> _EXERCISE AIM_: Drop the pictures, then extract the listing word for word.

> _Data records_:
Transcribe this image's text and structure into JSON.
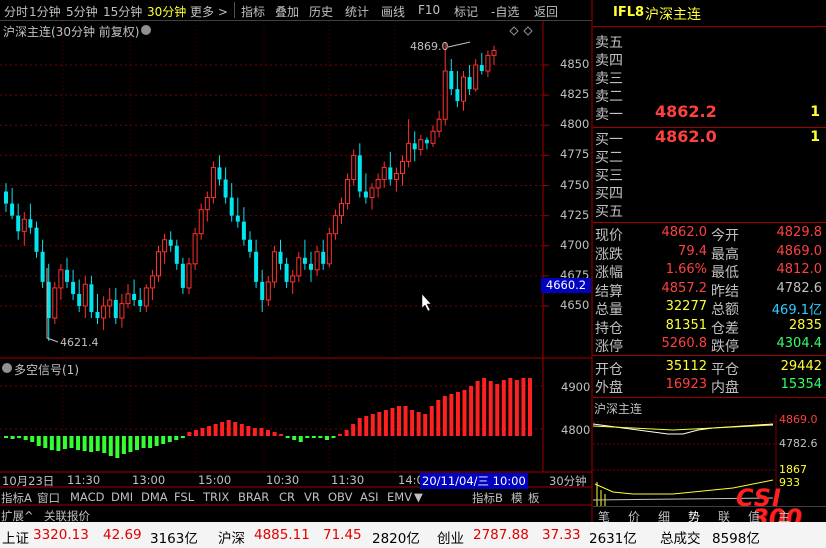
{
  "toolbar": {
    "periods": [
      "分时",
      "1分钟",
      "5分钟",
      "15分钟",
      "30分钟",
      "更多 >"
    ],
    "active_period": "30分钟",
    "buttons": [
      "指标",
      "叠加",
      "历史",
      "统计",
      "画线",
      "F10",
      "标记",
      "-自选",
      "返回"
    ]
  },
  "main_chart": {
    "title": "沪深主连(30分钟 前复权)",
    "price_labels": [
      "4850",
      "4825",
      "4800",
      "4775",
      "4750",
      "4725",
      "4700",
      "4675",
      "4650"
    ],
    "high_label": "4869.0",
    "low_label": "4621.4",
    "cursor_price": "4660.2"
  },
  "indicator": {
    "title": "多空信号(1)",
    "labels": [
      "4900",
      "4800"
    ]
  },
  "time_axis": {
    "labels": [
      "10月23日",
      "11:30",
      "13:00",
      "15:00",
      "10:30",
      "11:30",
      "14:00"
    ],
    "cursor_time": "20/11/04/三 10:00",
    "period": "30分钟"
  },
  "indicator_tabs": [
    "指标A",
    "窗口",
    "MACD",
    "DMI",
    "DMA",
    "FSL",
    "TRIX",
    "BRAR",
    "CR",
    "VR",
    "OBV",
    "ASI",
    "EMV",
    "▼",
    "指标B",
    "模",
    "板"
  ],
  "sub_tabs": [
    "扩展^",
    "关联报价"
  ],
  "quote": {
    "code": "IFL8",
    "name": "沪深主连",
    "asks": [
      {
        "label": "卖五",
        "price": "",
        "vol": ""
      },
      {
        "label": "卖四",
        "price": "",
        "vol": ""
      },
      {
        "label": "卖三",
        "price": "",
        "vol": ""
      },
      {
        "label": "卖二",
        "price": "",
        "vol": ""
      },
      {
        "label": "卖一",
        "price": "4862.2",
        "vol": "1"
      }
    ],
    "bids": [
      {
        "label": "买一",
        "price": "4862.0",
        "vol": "1"
      },
      {
        "label": "买二",
        "price": "",
        "vol": ""
      },
      {
        "label": "买三",
        "price": "",
        "vol": ""
      },
      {
        "label": "买四",
        "price": "",
        "vol": ""
      },
      {
        "label": "买五",
        "price": "",
        "vol": ""
      }
    ],
    "stats": [
      {
        "l1": "现价",
        "v1": "4862.0",
        "l2": "今开",
        "v2": "4829.8"
      },
      {
        "l1": "涨跌",
        "v1": "79.4",
        "l2": "最高",
        "v2": "4869.0"
      },
      {
        "l1": "涨幅",
        "v1": "1.66%",
        "l2": "最低",
        "v2": "4812.0"
      },
      {
        "l1": "结算",
        "v1": "4857.2",
        "l2": "昨结",
        "v2": "4782.6"
      },
      {
        "l1": "总量",
        "v1": "32277",
        "l2": "总额",
        "v2": "469.1亿"
      },
      {
        "l1": "持仓",
        "v1": "81351",
        "l2": "仓差",
        "v2": "2835"
      },
      {
        "l1": "涨停",
        "v1": "5260.8",
        "l2": "跌停",
        "v2": "4304.4"
      }
    ],
    "trade": [
      {
        "l1": "开仓",
        "v1": "35112",
        "l2": "平仓",
        "v2": "29442"
      },
      {
        "l1": "外盘",
        "v1": "16923",
        "l2": "内盘",
        "v2": "15354"
      }
    ]
  },
  "mini_chart": {
    "title": "沪深主连",
    "high": "4869.0",
    "mid": "4782.6",
    "vol_hi": "1867",
    "vol_lo": "933"
  },
  "bottom_tabs": [
    "笔",
    "价",
    "细",
    "势",
    "联",
    "值",
    "主"
  ],
  "logo": {
    "line1": "CSI",
    "line2": "300"
  },
  "status": {
    "sh_label": "上证",
    "sh_val": "3320.13",
    "sh_chg": "42.69",
    "sh_amt": "3163亿",
    "sz_label": "沪深",
    "sz_val": "4885.11",
    "sz_chg": "71.45",
    "sz_amt": "2820亿",
    "cy_label": "创业",
    "cy_val": "2787.88",
    "cy_chg": "37.33",
    "cy_amt": "2631亿",
    "total_label": "总成交",
    "total_val": "8598亿"
  },
  "colors": {
    "up": "#ff3030",
    "down": "#00e5ee",
    "green": "#33ff33",
    "accent": "#ff4040"
  }
}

> _EXERCISE OUTPUT_:
Transcribe this image's text and structure into JSON.
{
  "toolbar": {
    "periods": [
      "分时",
      "1分钟",
      "5分钟",
      "15分钟",
      "30分钟",
      "更多 >"
    ],
    "active_period": "30分钟",
    "buttons": [
      "指标",
      "叠加",
      "历史",
      "统计",
      "画线",
      "F10",
      "标记",
      "-自选",
      "返回"
    ]
  },
  "main_chart": {
    "title": "沪深主连(30分钟 前复权)",
    "price_labels": [
      "4850",
      "4825",
      "4800",
      "4775",
      "4750",
      "4725",
      "4700",
      "4675",
      "4650"
    ],
    "high_label": "4869.0",
    "low_label": "4621.4",
    "cursor_price": "4660.2"
  },
  "indicator": {
    "title": "多空信号(1)",
    "labels": [
      "4900",
      "4800"
    ]
  },
  "time_axis": {
    "labels": [
      "10月23日",
      "11:30",
      "13:00",
      "15:00",
      "10:30",
      "11:30",
      "14:00"
    ],
    "cursor_time": "20/11/04/三 10:00",
    "period": "30分钟"
  },
  "indicator_tabs": [
    "指标A",
    "窗口",
    "MACD",
    "DMI",
    "DMA",
    "FSL",
    "TRIX",
    "BRAR",
    "CR",
    "VR",
    "OBV",
    "ASI",
    "EMV",
    "▼",
    "指标B",
    "模",
    "板"
  ],
  "sub_tabs": [
    "扩展^",
    "关联报价"
  ],
  "quote": {
    "code": "IFL8",
    "name": "沪深主连",
    "asks": [
      {
        "label": "卖五",
        "price": "",
        "vol": ""
      },
      {
        "label": "卖四",
        "price": "",
        "vol": ""
      },
      {
        "label": "卖三",
        "price": "",
        "vol": ""
      },
      {
        "label": "卖二",
        "price": "",
        "vol": ""
      },
      {
        "label": "卖一",
        "price": "4862.2",
        "vol": "1"
      }
    ],
    "bids": [
      {
        "label": "买一",
        "price": "4862.0",
        "vol": "1"
      },
      {
        "label": "买二",
        "price": "",
        "vol": ""
      },
      {
        "label": "买三",
        "price": "",
        "vol": ""
      },
      {
        "label": "买四",
        "price": "",
        "vol": ""
      },
      {
        "label": "买五",
        "price": "",
        "vol": ""
      }
    ],
    "stats": [
      {
        "l1": "现价",
        "v1": "4862.0",
        "l2": "今开",
        "v2": "4829.8"
      },
      {
        "l1": "涨跌",
        "v1": "79.4",
        "l2": "最高",
        "v2": "4869.0"
      },
      {
        "l1": "涨幅",
        "v1": "1.66%",
        "l2": "最低",
        "v2": "4812.0"
      },
      {
        "l1": "结算",
        "v1": "4857.2",
        "l2": "昨结",
        "v2": "4782.6"
      },
      {
        "l1": "总量",
        "v1": "32277",
        "l2": "总额",
        "v2": "469.1亿"
      },
      {
        "l1": "持仓",
        "v1": "81351",
        "l2": "仓差",
        "v2": "2835"
      },
      {
        "l1": "涨停",
        "v1": "5260.8",
        "l2": "跌停",
        "v2": "4304.4"
      }
    ],
    "trade": [
      {
        "l1": "开仓",
        "v1": "35112",
        "l2": "平仓",
        "v2": "29442"
      },
      {
        "l1": "外盘",
        "v1": "16923",
        "l2": "内盘",
        "v2": "15354"
      }
    ]
  },
  "mini_chart": {
    "title": "沪深主连",
    "high": "4869.0",
    "mid": "4782.6",
    "vol_hi": "1867",
    "vol_lo": "933"
  },
  "bottom_tabs": [
    "笔",
    "价",
    "细",
    "势",
    "联",
    "值",
    "主"
  ],
  "logo": {
    "line1": "CSI",
    "line2": "300"
  },
  "status": {
    "sh_label": "上证",
    "sh_val": "3320.13",
    "sh_chg": "42.69",
    "sh_amt": "3163亿",
    "sz_label": "沪深",
    "sz_val": "4885.11",
    "sz_chg": "71.45",
    "sz_amt": "2820亿",
    "cy_label": "创业",
    "cy_val": "2787.88",
    "cy_chg": "37.33",
    "cy_amt": "2631亿",
    "total_label": "总成交",
    "total_val": "8598亿"
  },
  "colors": {
    "up": "#ff3030",
    "down": "#00e5ee",
    "green": "#33ff33",
    "accent": "#ff4040"
  }
}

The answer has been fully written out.